• GOAL OF THE EXERCISE: Keep only the lines that hold the string "update", filtering out the rest of the entries below.

# START OF DATA SUPPLIED

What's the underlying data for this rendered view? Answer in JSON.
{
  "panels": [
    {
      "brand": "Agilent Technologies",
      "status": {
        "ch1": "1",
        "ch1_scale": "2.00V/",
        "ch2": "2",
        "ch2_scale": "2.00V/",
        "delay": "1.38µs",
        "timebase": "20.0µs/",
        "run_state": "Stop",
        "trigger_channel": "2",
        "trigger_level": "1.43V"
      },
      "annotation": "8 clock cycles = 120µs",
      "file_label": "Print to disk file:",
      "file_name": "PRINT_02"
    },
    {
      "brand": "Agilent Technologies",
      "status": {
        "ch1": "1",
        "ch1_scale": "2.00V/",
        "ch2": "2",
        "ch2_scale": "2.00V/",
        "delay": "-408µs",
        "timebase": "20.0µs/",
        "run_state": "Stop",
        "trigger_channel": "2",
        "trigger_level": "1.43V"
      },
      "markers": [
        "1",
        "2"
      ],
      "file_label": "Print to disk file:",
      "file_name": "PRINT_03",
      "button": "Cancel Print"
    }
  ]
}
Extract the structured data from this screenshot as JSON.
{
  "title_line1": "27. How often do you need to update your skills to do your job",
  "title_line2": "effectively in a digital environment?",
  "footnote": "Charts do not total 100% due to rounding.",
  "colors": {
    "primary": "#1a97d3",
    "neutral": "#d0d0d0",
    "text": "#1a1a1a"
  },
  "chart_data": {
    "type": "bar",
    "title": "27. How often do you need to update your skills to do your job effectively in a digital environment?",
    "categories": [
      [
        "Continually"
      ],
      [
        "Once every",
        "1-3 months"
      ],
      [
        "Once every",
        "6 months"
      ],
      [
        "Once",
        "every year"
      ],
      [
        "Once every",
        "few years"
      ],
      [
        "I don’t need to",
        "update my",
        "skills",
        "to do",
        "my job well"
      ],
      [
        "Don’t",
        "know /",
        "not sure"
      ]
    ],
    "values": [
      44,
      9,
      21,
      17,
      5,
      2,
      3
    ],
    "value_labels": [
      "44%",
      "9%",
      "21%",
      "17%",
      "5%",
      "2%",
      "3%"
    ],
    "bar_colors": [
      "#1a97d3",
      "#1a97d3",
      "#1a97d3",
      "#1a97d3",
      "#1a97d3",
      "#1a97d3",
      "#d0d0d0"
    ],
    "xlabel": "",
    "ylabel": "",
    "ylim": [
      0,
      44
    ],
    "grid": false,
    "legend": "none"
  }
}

# END OF DATA SUPPLIED

• FINAL RESULT:
  "title_line1": "27. How often do you need to update your skills to do your job",
    "title": "27. How often do you need to update your skills to do your job effectively in a digital environment?",
        "update my",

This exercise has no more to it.